Below are some records. How many of their lines contain the string "icon"? Give the number only.

Input records:
********************

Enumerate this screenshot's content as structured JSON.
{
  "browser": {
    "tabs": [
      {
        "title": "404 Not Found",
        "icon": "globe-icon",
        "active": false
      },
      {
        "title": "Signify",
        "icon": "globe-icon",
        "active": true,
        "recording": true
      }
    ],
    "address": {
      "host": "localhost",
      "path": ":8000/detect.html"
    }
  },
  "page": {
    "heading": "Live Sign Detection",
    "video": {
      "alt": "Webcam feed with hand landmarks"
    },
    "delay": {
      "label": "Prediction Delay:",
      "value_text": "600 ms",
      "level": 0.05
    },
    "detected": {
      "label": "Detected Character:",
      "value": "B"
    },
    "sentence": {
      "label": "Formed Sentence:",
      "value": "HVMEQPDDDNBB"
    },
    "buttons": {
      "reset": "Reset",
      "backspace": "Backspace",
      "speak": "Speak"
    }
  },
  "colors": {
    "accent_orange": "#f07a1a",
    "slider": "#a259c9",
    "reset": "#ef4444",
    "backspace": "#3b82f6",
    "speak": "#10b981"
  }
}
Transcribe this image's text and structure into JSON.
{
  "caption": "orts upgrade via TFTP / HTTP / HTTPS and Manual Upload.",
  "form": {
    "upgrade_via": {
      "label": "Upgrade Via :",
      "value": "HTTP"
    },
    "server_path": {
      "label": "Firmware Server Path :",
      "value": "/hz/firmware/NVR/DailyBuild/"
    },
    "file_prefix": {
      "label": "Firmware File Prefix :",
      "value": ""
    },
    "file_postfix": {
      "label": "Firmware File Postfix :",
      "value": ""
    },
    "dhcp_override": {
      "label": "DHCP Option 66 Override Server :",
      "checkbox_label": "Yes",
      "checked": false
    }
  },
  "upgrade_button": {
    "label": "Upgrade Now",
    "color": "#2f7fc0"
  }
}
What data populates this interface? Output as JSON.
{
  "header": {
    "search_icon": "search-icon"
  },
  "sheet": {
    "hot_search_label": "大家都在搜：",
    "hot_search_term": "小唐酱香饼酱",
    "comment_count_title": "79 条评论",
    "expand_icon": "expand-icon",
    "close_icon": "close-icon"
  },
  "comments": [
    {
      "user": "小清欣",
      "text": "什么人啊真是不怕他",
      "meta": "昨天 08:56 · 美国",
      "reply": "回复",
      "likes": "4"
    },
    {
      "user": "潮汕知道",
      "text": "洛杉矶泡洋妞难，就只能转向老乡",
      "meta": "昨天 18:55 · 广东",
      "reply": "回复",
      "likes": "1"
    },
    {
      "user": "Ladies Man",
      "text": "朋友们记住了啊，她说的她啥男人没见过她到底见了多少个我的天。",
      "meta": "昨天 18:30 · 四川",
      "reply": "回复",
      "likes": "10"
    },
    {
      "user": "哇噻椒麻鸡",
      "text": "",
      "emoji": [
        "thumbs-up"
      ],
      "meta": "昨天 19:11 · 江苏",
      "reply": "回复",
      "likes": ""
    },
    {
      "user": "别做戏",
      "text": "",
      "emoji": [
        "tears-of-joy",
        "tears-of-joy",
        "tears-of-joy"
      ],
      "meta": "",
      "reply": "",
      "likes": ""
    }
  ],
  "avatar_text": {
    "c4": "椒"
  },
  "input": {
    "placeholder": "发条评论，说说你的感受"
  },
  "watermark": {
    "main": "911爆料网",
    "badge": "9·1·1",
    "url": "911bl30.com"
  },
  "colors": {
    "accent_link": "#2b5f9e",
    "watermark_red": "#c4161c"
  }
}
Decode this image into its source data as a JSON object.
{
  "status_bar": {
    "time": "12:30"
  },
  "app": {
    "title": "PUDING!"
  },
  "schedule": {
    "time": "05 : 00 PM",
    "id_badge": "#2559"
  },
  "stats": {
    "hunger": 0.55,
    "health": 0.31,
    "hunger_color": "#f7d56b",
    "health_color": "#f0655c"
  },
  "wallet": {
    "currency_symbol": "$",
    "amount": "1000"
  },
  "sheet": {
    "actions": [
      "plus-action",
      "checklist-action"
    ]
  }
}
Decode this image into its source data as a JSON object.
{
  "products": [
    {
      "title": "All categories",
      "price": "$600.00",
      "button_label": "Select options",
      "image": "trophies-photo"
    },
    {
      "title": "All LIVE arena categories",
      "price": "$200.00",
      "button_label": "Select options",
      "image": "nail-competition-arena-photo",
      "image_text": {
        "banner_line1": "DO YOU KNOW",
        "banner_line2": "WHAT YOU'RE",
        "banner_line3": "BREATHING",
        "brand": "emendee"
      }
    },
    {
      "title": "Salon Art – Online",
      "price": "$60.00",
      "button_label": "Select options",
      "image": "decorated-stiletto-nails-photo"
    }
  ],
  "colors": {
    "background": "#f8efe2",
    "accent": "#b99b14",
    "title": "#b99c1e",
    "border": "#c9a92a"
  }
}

********************

Answer to this exercise: 5